> _What to produce_: Using the material below, copy every line where "alegria" appears.

****************

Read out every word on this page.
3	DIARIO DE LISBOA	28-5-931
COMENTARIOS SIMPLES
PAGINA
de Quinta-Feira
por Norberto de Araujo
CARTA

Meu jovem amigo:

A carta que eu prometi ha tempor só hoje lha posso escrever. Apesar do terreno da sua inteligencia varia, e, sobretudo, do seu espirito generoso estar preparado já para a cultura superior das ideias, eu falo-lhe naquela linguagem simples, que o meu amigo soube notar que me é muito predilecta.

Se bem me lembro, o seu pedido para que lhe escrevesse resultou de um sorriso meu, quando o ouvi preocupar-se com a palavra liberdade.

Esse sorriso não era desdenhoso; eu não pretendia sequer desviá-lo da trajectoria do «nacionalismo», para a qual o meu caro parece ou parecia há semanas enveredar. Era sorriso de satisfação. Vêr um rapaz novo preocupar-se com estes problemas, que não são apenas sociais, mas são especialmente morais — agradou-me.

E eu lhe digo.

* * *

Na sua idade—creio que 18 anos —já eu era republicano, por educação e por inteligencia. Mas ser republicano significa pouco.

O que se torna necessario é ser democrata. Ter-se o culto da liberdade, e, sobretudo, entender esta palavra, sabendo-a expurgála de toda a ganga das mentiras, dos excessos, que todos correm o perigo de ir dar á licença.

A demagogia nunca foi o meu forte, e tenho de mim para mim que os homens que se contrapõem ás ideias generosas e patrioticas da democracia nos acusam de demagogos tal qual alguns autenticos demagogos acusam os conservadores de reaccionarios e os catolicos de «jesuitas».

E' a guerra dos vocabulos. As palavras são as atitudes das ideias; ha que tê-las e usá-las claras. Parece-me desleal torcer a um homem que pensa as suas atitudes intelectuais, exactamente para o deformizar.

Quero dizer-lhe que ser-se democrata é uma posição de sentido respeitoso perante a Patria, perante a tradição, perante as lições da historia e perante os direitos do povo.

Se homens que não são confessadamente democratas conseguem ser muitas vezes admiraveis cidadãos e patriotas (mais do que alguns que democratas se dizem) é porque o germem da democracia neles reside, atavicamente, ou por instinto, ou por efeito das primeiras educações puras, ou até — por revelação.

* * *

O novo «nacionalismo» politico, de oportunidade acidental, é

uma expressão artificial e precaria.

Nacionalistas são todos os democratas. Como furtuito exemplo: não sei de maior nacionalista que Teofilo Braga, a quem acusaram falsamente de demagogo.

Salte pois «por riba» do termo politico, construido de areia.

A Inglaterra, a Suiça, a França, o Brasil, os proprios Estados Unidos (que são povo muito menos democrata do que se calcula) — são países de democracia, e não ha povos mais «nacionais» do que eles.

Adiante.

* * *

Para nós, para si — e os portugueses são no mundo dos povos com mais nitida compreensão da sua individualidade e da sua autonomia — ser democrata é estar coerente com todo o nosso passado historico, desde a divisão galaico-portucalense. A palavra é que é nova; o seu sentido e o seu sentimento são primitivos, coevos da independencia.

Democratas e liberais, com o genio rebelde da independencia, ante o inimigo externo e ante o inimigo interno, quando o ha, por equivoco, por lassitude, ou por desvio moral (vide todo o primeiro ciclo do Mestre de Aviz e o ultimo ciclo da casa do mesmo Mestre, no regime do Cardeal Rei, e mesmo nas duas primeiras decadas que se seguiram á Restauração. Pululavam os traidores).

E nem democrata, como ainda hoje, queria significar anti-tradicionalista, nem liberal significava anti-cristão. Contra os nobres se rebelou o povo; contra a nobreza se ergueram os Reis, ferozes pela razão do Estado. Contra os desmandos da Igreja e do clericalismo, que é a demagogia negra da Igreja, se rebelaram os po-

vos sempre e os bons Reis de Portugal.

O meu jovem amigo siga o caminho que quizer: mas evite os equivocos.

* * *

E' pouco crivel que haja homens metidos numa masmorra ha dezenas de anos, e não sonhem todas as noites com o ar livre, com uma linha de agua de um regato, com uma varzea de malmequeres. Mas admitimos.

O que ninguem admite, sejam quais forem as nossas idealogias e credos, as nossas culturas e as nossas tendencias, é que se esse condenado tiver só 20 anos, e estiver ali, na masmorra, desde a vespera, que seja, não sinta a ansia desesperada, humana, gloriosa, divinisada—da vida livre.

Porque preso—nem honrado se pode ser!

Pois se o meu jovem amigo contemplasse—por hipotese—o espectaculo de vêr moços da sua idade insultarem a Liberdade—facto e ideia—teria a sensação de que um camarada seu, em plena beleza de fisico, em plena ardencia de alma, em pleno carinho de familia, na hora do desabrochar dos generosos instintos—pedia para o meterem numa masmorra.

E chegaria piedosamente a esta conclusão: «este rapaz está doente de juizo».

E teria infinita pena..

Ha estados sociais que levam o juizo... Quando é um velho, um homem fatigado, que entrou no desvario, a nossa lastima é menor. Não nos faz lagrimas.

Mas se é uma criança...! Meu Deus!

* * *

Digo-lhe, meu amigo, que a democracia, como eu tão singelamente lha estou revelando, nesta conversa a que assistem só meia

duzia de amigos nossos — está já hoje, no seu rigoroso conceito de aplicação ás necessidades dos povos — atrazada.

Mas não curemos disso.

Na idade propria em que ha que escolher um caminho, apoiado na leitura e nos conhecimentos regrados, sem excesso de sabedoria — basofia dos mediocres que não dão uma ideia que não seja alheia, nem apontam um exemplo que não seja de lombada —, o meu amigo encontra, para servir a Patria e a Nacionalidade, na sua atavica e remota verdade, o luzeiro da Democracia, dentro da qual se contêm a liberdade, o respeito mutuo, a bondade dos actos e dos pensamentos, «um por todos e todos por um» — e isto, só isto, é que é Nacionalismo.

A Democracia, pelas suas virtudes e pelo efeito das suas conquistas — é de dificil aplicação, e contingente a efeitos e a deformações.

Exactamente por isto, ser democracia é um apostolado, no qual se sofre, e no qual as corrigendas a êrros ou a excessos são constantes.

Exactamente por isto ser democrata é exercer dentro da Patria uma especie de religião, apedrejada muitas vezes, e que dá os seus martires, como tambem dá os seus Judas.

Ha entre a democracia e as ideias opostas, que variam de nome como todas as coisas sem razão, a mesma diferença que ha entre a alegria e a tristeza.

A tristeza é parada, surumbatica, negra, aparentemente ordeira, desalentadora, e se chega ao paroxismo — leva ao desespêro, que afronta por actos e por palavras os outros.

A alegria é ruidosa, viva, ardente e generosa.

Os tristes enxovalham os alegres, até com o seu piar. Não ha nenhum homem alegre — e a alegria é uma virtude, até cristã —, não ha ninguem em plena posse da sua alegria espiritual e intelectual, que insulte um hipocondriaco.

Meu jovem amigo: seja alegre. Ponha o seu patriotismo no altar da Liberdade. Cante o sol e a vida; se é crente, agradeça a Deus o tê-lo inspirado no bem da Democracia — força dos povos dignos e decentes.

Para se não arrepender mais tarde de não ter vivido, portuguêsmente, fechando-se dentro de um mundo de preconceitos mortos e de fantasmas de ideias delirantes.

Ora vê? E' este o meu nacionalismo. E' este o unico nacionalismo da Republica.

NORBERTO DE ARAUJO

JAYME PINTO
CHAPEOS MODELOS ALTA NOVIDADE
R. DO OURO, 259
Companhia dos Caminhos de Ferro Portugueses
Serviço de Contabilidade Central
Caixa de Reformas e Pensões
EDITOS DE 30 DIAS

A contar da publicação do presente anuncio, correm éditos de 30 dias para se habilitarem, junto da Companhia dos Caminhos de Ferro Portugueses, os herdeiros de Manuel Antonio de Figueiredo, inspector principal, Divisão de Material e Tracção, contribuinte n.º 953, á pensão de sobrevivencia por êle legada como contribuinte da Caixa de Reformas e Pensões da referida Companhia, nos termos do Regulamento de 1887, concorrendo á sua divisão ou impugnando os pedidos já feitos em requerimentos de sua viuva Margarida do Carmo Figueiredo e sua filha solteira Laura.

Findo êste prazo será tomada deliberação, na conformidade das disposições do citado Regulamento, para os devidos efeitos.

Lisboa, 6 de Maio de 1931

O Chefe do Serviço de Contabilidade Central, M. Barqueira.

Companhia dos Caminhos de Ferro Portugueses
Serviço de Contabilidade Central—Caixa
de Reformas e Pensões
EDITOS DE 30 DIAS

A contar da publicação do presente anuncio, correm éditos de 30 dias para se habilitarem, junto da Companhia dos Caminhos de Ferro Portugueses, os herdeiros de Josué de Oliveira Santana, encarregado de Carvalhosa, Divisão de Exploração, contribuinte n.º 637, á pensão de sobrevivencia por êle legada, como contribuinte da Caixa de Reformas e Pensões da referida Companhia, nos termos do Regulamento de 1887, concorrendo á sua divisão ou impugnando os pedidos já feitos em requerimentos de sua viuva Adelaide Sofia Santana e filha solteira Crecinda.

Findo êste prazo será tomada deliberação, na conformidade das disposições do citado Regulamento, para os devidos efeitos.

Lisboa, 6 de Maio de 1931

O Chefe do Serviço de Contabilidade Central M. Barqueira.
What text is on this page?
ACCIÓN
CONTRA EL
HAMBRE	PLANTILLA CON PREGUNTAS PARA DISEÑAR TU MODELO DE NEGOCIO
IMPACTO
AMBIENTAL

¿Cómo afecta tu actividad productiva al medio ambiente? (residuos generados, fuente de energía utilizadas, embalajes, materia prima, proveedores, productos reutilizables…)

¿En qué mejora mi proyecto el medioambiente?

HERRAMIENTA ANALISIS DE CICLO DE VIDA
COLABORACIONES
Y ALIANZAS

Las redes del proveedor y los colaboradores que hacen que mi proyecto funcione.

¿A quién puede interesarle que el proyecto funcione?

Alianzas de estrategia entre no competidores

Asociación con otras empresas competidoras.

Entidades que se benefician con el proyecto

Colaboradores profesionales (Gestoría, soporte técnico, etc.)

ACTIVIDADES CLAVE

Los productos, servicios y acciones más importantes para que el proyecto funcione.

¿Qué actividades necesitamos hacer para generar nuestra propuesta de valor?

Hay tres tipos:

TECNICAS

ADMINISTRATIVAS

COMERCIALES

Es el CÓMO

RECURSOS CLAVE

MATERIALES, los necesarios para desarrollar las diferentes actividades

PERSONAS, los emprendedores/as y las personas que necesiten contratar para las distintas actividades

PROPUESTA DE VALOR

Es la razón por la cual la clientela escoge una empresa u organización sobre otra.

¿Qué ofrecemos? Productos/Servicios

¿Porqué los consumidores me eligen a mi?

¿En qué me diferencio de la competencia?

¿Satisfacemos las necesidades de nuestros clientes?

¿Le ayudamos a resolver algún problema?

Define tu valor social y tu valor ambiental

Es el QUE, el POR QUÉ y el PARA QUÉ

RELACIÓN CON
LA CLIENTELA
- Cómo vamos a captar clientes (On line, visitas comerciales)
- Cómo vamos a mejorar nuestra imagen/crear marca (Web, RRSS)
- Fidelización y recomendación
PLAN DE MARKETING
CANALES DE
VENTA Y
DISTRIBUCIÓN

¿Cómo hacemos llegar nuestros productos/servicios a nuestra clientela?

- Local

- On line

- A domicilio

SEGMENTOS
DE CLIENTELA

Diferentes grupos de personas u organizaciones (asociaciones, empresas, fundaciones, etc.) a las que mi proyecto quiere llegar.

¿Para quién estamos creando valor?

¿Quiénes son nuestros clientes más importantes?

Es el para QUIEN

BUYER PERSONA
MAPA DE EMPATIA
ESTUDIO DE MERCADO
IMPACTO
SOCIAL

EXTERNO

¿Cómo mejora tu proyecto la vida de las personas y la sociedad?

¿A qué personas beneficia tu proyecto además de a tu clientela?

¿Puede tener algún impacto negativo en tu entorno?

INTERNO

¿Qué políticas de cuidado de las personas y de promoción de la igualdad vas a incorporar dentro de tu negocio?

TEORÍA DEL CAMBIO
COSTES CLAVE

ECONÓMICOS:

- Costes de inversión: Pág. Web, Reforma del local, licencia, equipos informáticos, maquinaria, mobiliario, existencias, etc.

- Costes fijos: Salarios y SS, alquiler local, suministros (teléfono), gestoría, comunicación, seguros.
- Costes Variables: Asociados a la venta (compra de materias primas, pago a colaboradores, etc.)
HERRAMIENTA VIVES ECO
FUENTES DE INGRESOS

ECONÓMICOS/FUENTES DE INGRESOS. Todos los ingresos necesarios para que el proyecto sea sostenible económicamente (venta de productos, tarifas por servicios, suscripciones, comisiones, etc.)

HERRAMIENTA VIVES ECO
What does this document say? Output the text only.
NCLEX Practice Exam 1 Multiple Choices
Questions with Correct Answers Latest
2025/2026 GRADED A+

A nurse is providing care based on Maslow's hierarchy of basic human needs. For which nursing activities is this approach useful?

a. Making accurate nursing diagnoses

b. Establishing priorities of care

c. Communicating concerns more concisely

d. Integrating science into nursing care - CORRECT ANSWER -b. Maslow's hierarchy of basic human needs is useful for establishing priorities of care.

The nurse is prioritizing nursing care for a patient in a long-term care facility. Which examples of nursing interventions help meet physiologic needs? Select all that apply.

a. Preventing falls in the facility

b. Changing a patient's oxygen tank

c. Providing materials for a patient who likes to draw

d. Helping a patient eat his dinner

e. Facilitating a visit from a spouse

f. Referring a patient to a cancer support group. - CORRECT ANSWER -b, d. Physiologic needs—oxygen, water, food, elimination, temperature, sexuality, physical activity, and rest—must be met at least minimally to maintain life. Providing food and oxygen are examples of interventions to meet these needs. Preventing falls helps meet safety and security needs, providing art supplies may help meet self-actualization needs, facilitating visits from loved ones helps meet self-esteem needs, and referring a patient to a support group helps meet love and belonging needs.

****************

> _The answer_:
Ha entre a democracia e as ideias opostas, que variam de nome como todas as coisas sem razão, a mesma diferença que ha entre a alegria e a tristeza.
A alegria é ruidosa, viva, ardente e generosa.
Os tristes enxovalham os alegres, até com o seu piar. Não ha nenhum homem alegre — e a alegria é uma virtude, até cristã —, não ha ninguem em plena posse da sua alegria espiritual e intelectual, que insulte um hipocondriaco.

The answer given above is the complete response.